**TASK DIRECTIONS**.
Transcribe the entries that follow exactly as they appear, minus pictures.

(Extracts from a graphics dataset)
★ ★ ★
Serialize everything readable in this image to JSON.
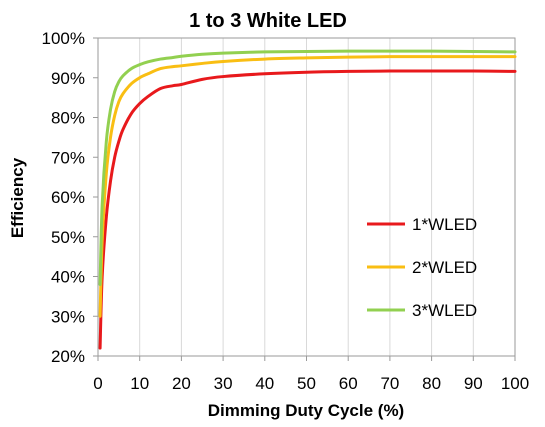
{
  "chart_data": {
    "type": "line",
    "title": "1 to 3 White LED",
    "xlabel": "Dimming Duty Cycle (%)",
    "ylabel": "Efficiency",
    "xlim": [
      0,
      100
    ],
    "ylim": [
      20,
      100
    ],
    "xticks": [
      "0",
      "10",
      "20",
      "30",
      "40",
      "50",
      "60",
      "70",
      "80",
      "90",
      "100"
    ],
    "yticks": [
      "20%",
      "30%",
      "40%",
      "50%",
      "60%",
      "70%",
      "80%",
      "90%",
      "100%"
    ],
    "grid": "vertical",
    "legend_position": "right",
    "series": [
      {
        "name": "1*WLED",
        "color": "#e8191c",
        "x": [
          0.5,
          1,
          2,
          3,
          4,
          5,
          6,
          8,
          10,
          12,
          15,
          18,
          20,
          25,
          30,
          40,
          50,
          60,
          70,
          80,
          90,
          100
        ],
        "y": [
          22,
          40,
          55,
          64,
          70,
          74,
          77,
          81,
          83.5,
          85.3,
          87.3,
          88,
          88.3,
          89.6,
          90.3,
          91,
          91.4,
          91.6,
          91.7,
          91.7,
          91.7,
          91.6
        ]
      },
      {
        "name": "2*WLED",
        "color": "#f9be13",
        "x": [
          0.5,
          1,
          2,
          3,
          4,
          5,
          6,
          8,
          10,
          12,
          15,
          18,
          20,
          25,
          30,
          40,
          50,
          60,
          70,
          80,
          90,
          100
        ],
        "y": [
          30,
          49,
          66,
          75,
          80.5,
          84,
          86,
          88.5,
          90,
          91,
          92.3,
          92.8,
          93,
          93.6,
          94.1,
          94.7,
          95,
          95.2,
          95.3,
          95.3,
          95.3,
          95.3
        ]
      },
      {
        "name": "3*WLED",
        "color": "#92d050",
        "x": [
          0.5,
          1,
          2,
          3,
          4,
          5,
          6,
          8,
          10,
          12,
          15,
          18,
          20,
          25,
          30,
          40,
          50,
          60,
          70,
          80,
          90,
          100
        ],
        "y": [
          38,
          58,
          74,
          82,
          86.5,
          89,
          90.5,
          92.3,
          93.3,
          94,
          94.7,
          95.1,
          95.4,
          95.9,
          96.2,
          96.5,
          96.6,
          96.7,
          96.7,
          96.7,
          96.6,
          96.5
        ]
      }
    ]
  }
}
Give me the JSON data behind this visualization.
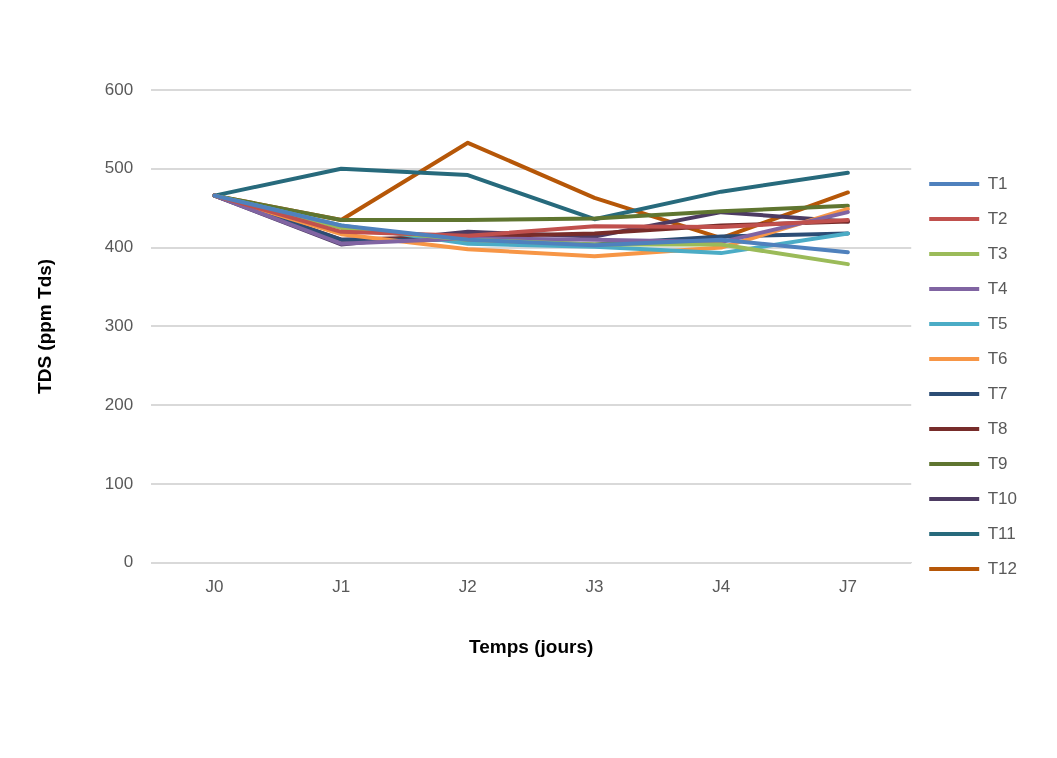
{
  "chart_data": {
    "type": "line",
    "xlabel": "Temps (jours)",
    "ylabel": "TDS (ppm Tds)",
    "categories": [
      "J0",
      "J1",
      "J2",
      "J3",
      "J4",
      "J7"
    ],
    "ylim": [
      0,
      600
    ],
    "yticks": [
      0,
      100,
      200,
      300,
      400,
      500,
      600
    ],
    "grid": "y",
    "legend": "right",
    "marker": "none",
    "line_style": "solid",
    "series": [
      {
        "name": "T1",
        "color": "#4f81bd",
        "values": [
          466,
          428,
          410,
          403,
          410,
          394
        ]
      },
      {
        "name": "T2",
        "color": "#c0504d",
        "values": [
          466,
          420,
          415,
          427,
          426,
          435
        ]
      },
      {
        "name": "T3",
        "color": "#9bbb59",
        "values": [
          466,
          425,
          410,
          404,
          404,
          379
        ]
      },
      {
        "name": "T4",
        "color": "#8064a2",
        "values": [
          466,
          405,
          412,
          410,
          407,
          445
        ]
      },
      {
        "name": "T5",
        "color": "#4bacc6",
        "values": [
          466,
          428,
          405,
          401,
          393,
          418
        ]
      },
      {
        "name": "T6",
        "color": "#f79646",
        "values": [
          466,
          417,
          398,
          389,
          400,
          449
        ]
      },
      {
        "name": "T7",
        "color": "#2c4d75",
        "values": [
          466,
          410,
          410,
          404,
          414,
          418
        ]
      },
      {
        "name": "T8",
        "color": "#772c2a",
        "values": [
          466,
          410,
          414,
          418,
          428,
          433
        ]
      },
      {
        "name": "T9",
        "color": "#5f7530",
        "values": [
          466,
          435,
          435,
          437,
          446,
          453
        ]
      },
      {
        "name": "T10",
        "color": "#4d3b62",
        "values": [
          466,
          404,
          420,
          414,
          445,
          433
        ]
      },
      {
        "name": "T11",
        "color": "#276a7c",
        "values": [
          466,
          500,
          492,
          436,
          471,
          495
        ]
      },
      {
        "name": "T12",
        "color": "#b65708",
        "values": [
          466,
          435,
          533,
          463,
          412,
          470
        ]
      }
    ]
  }
}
★ ★ ★
**EXERCISE ANSWER**.
Serialize everything readable in this image to JSON.
{
  "chart_data": {
    "type": "line",
    "title": "1 to 3 White LED",
    "xlabel": "Dimming Duty Cycle (%)",
    "ylabel": "Efficiency",
    "xlim": [
      0,
      100
    ],
    "ylim": [
      20,
      100
    ],
    "xticks": [
      "0",
      "10",
      "20",
      "30",
      "40",
      "50",
      "60",
      "70",
      "80",
      "90",
      "100"
    ],
    "yticks": [
      "20%",
      "30%",
      "40%",
      "50%",
      "60%",
      "70%",
      "80%",
      "90%",
      "100%"
    ],
    "grid": "vertical",
    "legend_position": "right",
    "series": [
      {
        "name": "1*WLED",
        "color": "#e8191c",
        "x": [
          0.5,
          1,
          2,
          3,
          4,
          5,
          6,
          8,
          10,
          12,
          15,
          18,
          20,
          25,
          30,
          40,
          50,
          60,
          70,
          80,
          90,
          100
        ],
        "y": [
          22,
          40,
          55,
          64,
          70,
          74,
          77,
          81,
          83.5,
          85.3,
          87.3,
          88,
          88.3,
          89.6,
          90.3,
          91,
          91.4,
          91.6,
          91.7,
          91.7,
          91.7,
          91.6
        ]
      },
      {
        "name": "2*WLED",
        "color": "#f9be13",
        "x": [
          0.5,
          1,
          2,
          3,
          4,
          5,
          6,
          8,
          10,
          12,
          15,
          18,
          20,
          25,
          30,
          40,
          50,
          60,
          70,
          80,
          90,
          100
        ],
        "y": [
          30,
          49,
          66,
          75,
          80.5,
          84,
          86,
          88.5,
          90,
          91,
          92.3,
          92.8,
          93,
          93.6,
          94.1,
          94.7,
          95,
          95.2,
          95.3,
          95.3,
          95.3,
          95.3
        ]
      },
      {
        "name": "3*WLED",
        "color": "#92d050",
        "x": [
          0.5,
          1,
          2,
          3,
          4,
          5,
          6,
          8,
          10,
          12,
          15,
          18,
          20,
          25,
          30,
          40,
          50,
          60,
          70,
          80,
          90,
          100
        ],
        "y": [
          38,
          58,
          74,
          82,
          86.5,
          89,
          90.5,
          92.3,
          93.3,
          94,
          94.7,
          95.1,
          95.4,
          95.9,
          96.2,
          96.5,
          96.6,
          96.7,
          96.7,
          96.7,
          96.6,
          96.5
        ]
      }
    ]
  }
}
Give me the JSON data behind this visualization.
{
  "chart_data": {
    "type": "line",
    "xlabel": "Temps (jours)",
    "ylabel": "TDS (ppm Tds)",
    "categories": [
      "J0",
      "J1",
      "J2",
      "J3",
      "J4",
      "J7"
    ],
    "ylim": [
      0,
      600
    ],
    "yticks": [
      0,
      100,
      200,
      300,
      400,
      500,
      600
    ],
    "grid": "y",
    "legend": "right",
    "marker": "none",
    "line_style": "solid",
    "series": [
      {
        "name": "T1",
        "color": "#4f81bd",
        "values": [
          466,
          428,
          410,
          403,
          410,
          394
        ]
      },
      {
        "name": "T2",
        "color": "#c0504d",
        "values": [
          466,
          420,
          415,
          427,
          426,
          435
        ]
      },
      {
        "name": "T3",
        "color": "#9bbb59",
        "values": [
          466,
          425,
          410,
          404,
          404,
          379
        ]
      },
      {
        "name": "T4",
        "color": "#8064a2",
        "values": [
          466,
          405,
          412,
          410,
          407,
          445
        ]
      },
      {
        "name": "T5",
        "color": "#4bacc6",
        "values": [
          466,
          428,
          405,
          401,
          393,
          418
        ]
      },
      {
        "name": "T6",
        "color": "#f79646",
        "values": [
          466,
          417,
          398,
          389,
          400,
          449
        ]
      },
      {
        "name": "T7",
        "color": "#2c4d75",
        "values": [
          466,
          410,
          410,
          404,
          414,
          418
        ]
      },
      {
        "name": "T8",
        "color": "#772c2a",
        "values": [
          466,
          410,
          414,
          418,
          428,
          433
        ]
      },
      {
        "name": "T9",
        "color": "#5f7530",
        "values": [
          466,
          435,
          435,
          437,
          446,
          453
        ]
      },
      {
        "name": "T10",
        "color": "#4d3b62",
        "values": [
          466,
          404,
          420,
          414,
          445,
          433
        ]
      },
      {
        "name": "T11",
        "color": "#276a7c",
        "values": [
          466,
          500,
          492,
          436,
          471,
          495
        ]
      },
      {
        "name": "T12",
        "color": "#b65708",
        "values": [
          466,
          435,
          533,
          463,
          412,
          470
        ]
      }
    ]
  }
}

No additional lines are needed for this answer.